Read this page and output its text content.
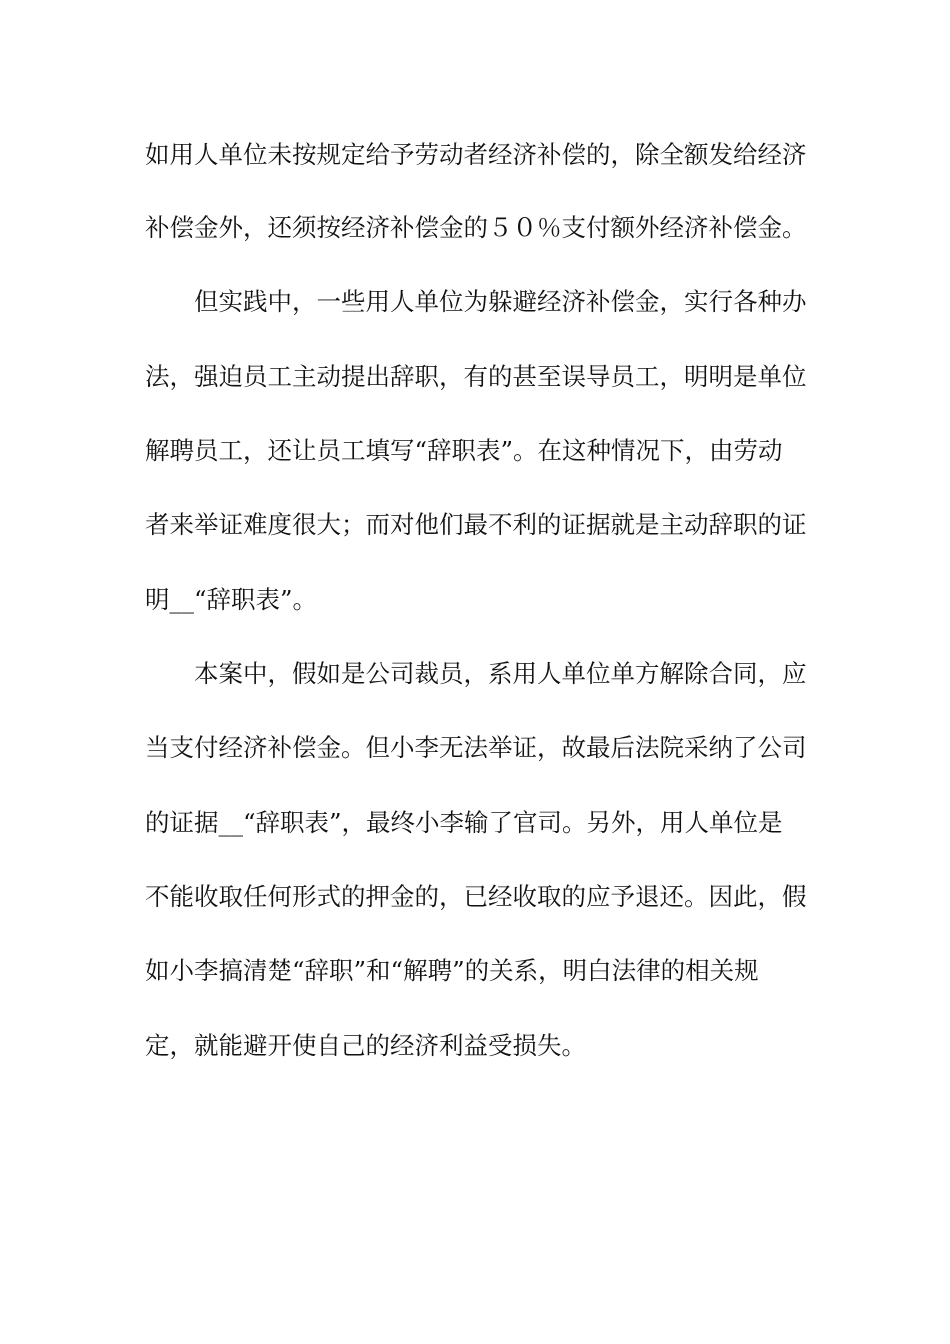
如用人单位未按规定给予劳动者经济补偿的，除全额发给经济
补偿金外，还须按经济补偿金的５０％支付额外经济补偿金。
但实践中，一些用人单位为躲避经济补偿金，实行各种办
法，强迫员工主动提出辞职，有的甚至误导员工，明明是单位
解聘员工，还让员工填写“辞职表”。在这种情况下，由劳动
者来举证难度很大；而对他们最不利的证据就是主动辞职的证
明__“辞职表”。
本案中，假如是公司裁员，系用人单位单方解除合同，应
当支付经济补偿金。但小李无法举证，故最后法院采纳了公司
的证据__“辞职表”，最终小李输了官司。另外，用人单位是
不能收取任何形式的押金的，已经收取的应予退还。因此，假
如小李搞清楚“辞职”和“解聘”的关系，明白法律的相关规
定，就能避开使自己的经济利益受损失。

...

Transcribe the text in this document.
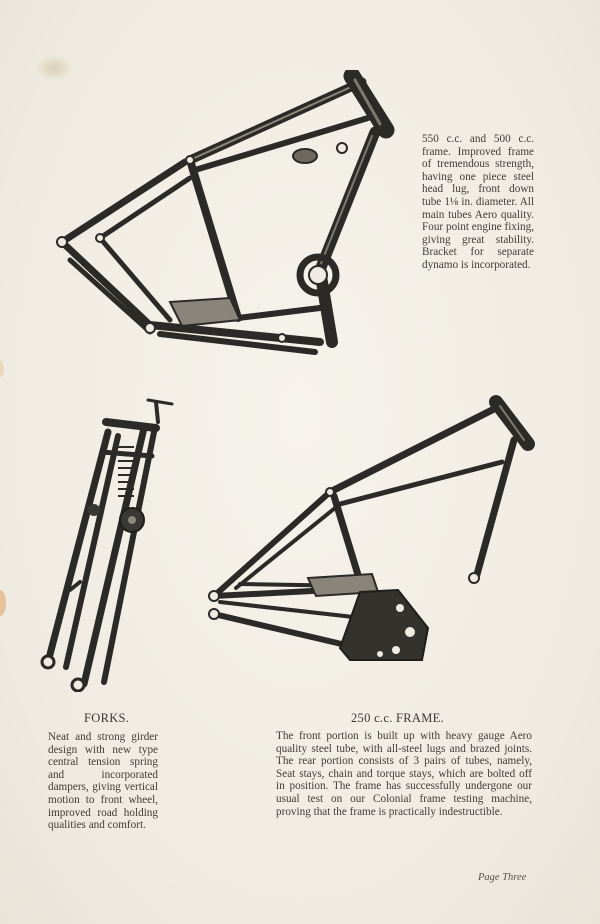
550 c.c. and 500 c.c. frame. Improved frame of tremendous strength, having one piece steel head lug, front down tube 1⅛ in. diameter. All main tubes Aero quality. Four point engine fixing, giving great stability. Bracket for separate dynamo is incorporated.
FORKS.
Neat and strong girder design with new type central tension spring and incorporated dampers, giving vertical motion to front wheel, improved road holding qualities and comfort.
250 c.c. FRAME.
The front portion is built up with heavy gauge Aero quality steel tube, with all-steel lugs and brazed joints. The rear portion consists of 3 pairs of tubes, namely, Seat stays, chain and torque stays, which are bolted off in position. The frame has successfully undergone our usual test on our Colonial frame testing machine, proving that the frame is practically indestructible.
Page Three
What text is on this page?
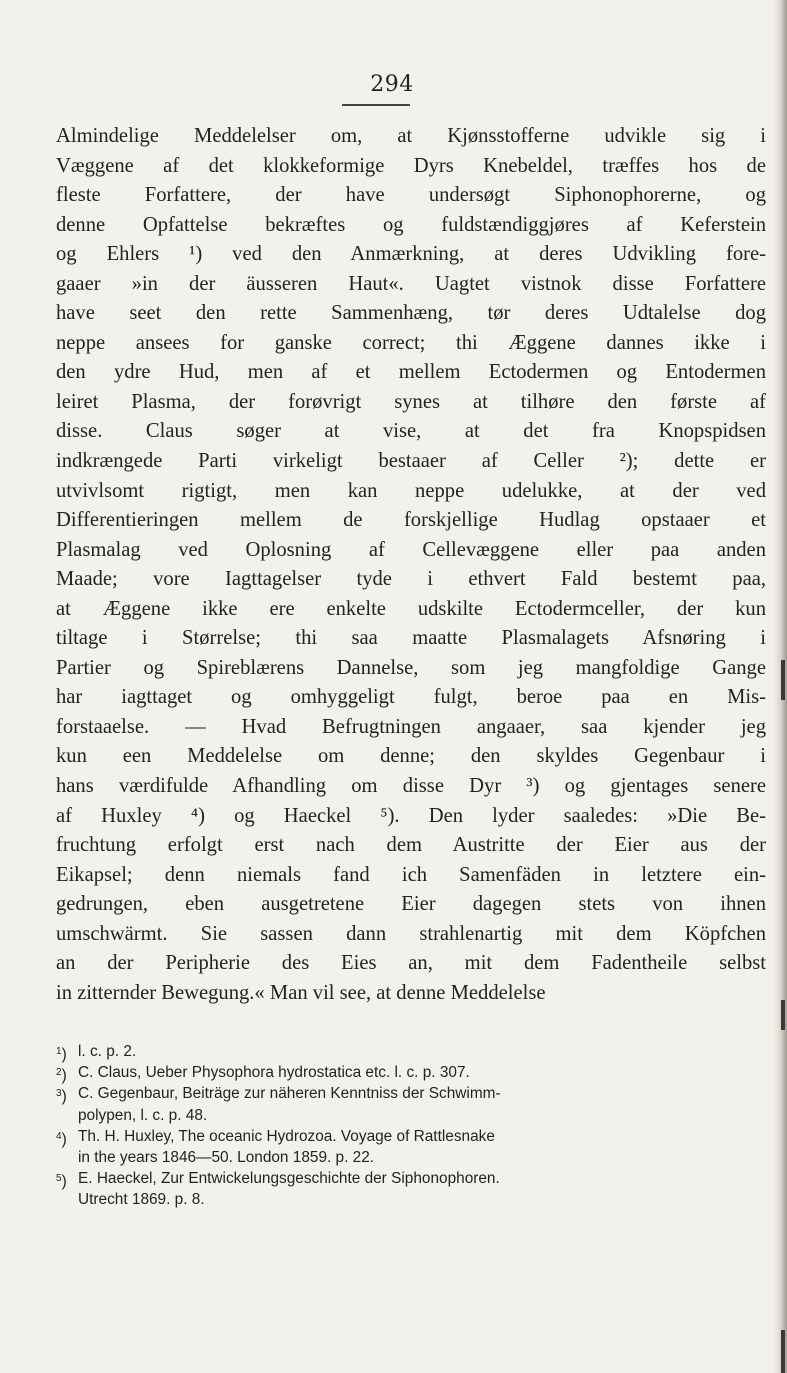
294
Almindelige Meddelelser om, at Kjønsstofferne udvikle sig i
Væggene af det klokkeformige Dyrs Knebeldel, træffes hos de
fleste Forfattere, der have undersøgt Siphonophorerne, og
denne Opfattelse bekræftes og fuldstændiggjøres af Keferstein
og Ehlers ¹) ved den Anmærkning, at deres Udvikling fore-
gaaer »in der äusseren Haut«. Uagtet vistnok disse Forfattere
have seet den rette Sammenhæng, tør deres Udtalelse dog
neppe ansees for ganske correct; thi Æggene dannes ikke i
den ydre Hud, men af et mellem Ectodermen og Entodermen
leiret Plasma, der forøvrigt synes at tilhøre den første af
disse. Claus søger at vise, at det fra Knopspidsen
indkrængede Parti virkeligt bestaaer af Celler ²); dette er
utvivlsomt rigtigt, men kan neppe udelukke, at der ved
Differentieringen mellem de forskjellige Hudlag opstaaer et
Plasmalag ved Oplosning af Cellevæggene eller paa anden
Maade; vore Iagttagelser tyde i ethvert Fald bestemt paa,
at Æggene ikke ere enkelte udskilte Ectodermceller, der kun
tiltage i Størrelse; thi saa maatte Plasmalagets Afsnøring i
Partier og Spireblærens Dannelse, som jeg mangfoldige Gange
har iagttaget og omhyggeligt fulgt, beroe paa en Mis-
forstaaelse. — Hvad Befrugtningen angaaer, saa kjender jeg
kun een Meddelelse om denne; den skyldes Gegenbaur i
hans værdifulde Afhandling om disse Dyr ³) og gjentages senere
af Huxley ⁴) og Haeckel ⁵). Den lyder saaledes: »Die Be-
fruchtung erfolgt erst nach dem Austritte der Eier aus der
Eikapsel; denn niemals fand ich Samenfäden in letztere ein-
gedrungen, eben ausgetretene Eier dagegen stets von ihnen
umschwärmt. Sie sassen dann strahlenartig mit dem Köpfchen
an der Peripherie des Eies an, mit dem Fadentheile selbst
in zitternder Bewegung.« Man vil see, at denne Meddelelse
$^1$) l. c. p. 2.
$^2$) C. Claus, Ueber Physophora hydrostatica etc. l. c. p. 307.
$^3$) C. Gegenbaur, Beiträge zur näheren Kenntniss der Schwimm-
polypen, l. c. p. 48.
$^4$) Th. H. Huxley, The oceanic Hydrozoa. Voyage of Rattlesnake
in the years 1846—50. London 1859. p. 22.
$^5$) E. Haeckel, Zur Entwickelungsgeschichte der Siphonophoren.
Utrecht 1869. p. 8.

--

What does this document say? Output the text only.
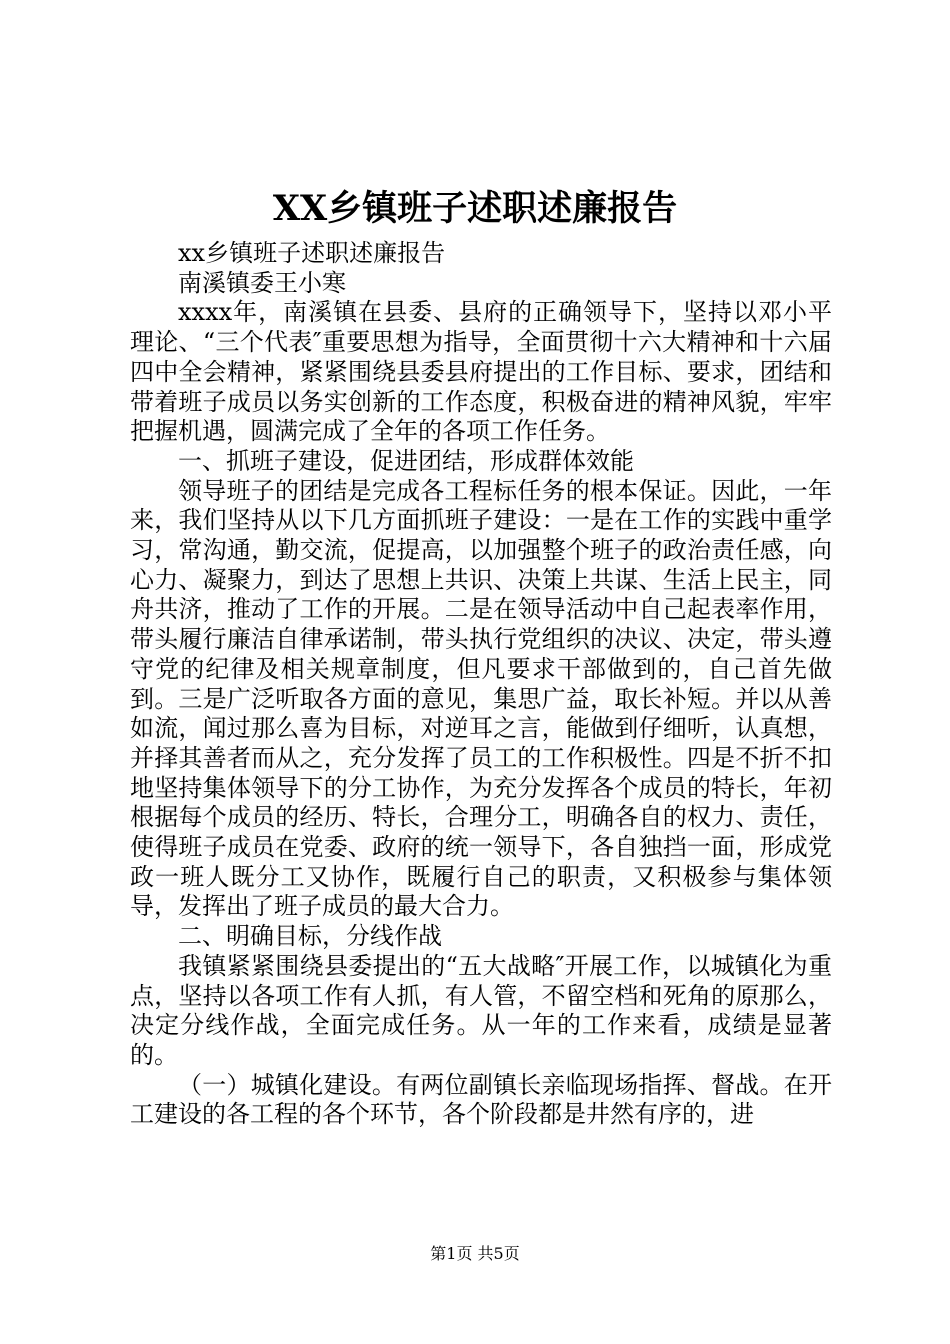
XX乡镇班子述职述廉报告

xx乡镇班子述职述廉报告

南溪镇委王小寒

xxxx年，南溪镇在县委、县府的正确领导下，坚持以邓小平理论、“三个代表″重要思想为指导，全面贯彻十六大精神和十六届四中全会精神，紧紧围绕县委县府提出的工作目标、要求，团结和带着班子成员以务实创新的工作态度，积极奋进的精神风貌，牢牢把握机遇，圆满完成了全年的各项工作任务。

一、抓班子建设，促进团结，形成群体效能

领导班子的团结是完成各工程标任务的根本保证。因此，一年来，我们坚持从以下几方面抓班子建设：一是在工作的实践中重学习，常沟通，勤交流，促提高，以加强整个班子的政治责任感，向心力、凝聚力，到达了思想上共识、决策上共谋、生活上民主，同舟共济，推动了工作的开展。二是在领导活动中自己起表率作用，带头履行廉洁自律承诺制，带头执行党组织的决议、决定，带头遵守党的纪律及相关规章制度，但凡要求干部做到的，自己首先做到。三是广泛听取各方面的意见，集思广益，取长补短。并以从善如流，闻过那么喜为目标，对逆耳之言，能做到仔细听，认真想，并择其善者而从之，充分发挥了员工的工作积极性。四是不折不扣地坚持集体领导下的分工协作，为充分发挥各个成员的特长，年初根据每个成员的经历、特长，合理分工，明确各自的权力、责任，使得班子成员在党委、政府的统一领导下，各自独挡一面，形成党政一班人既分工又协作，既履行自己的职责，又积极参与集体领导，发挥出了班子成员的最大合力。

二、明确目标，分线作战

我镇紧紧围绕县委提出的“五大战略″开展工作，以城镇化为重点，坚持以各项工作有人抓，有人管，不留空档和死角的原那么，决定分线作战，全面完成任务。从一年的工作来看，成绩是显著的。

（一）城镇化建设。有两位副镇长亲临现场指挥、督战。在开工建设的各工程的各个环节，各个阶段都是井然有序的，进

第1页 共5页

- _SET EXERCISE_: State the count of lines that contain the string "giving". Nothing else is needed.

- _WRITTEN ANSWER_: 2